**Required action**
Go through the data and copy each line where the word "months" shows up.
Segment Open
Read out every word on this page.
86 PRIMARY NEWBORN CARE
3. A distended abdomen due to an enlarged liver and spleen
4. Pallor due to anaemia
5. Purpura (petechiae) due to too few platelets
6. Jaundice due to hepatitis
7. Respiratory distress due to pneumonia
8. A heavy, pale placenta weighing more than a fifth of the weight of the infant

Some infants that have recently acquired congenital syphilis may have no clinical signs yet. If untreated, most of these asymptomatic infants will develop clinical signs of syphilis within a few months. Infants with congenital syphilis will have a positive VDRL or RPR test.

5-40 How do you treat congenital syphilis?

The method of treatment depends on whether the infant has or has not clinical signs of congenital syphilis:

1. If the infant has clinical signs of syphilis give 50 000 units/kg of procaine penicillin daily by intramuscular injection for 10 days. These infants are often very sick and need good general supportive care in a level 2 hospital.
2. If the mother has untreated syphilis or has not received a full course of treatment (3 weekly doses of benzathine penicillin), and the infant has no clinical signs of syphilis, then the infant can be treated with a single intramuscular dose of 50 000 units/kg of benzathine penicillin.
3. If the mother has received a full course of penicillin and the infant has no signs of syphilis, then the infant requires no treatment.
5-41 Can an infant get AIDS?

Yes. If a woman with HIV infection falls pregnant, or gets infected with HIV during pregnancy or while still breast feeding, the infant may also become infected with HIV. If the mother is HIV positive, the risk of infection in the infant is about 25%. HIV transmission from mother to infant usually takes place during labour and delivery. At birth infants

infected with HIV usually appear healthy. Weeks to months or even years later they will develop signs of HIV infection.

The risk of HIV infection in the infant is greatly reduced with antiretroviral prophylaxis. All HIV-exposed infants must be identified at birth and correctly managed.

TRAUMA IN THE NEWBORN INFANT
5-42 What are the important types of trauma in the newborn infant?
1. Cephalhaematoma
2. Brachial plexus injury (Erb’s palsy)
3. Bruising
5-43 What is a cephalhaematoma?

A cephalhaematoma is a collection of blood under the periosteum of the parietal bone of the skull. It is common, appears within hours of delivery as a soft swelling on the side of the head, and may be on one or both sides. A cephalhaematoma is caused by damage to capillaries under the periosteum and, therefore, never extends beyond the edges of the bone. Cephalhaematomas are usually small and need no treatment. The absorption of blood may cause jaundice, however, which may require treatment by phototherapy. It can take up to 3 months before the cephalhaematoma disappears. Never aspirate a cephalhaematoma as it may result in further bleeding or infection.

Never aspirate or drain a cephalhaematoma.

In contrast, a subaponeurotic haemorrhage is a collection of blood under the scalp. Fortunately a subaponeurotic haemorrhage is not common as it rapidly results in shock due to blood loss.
Segment Closed
**Answer box**
Some infants that have recently acquired congenital syphilis may have no clinical signs yet. If untreated, most of these asymptomatic infants will develop clinical signs of syphilis within a few months. Infants with congenital syphilis will have a positive VDRL or RPR test.
infected with HIV usually appear healthy. Weeks to months or even years later they will develop signs of HIV infection.
A cephalhaematoma is a collection of blood under the periosteum of the parietal bone of the skull. It is common, appears within hours of delivery as a soft swelling on the side of the head, and may be on one or both sides. A cephalhaematoma is caused by damage to capillaries under the periosteum and, therefore, never extends beyond the edges of the bone. Cephalhaematomas are usually small and need no treatment. The absorption of blood may cause jaundice, however, which may require treatment by phototherapy. It can take up to 3 months before the cephalhaematoma disappears. Never aspirate a cephalhaematoma as it may result in further bleeding or infection.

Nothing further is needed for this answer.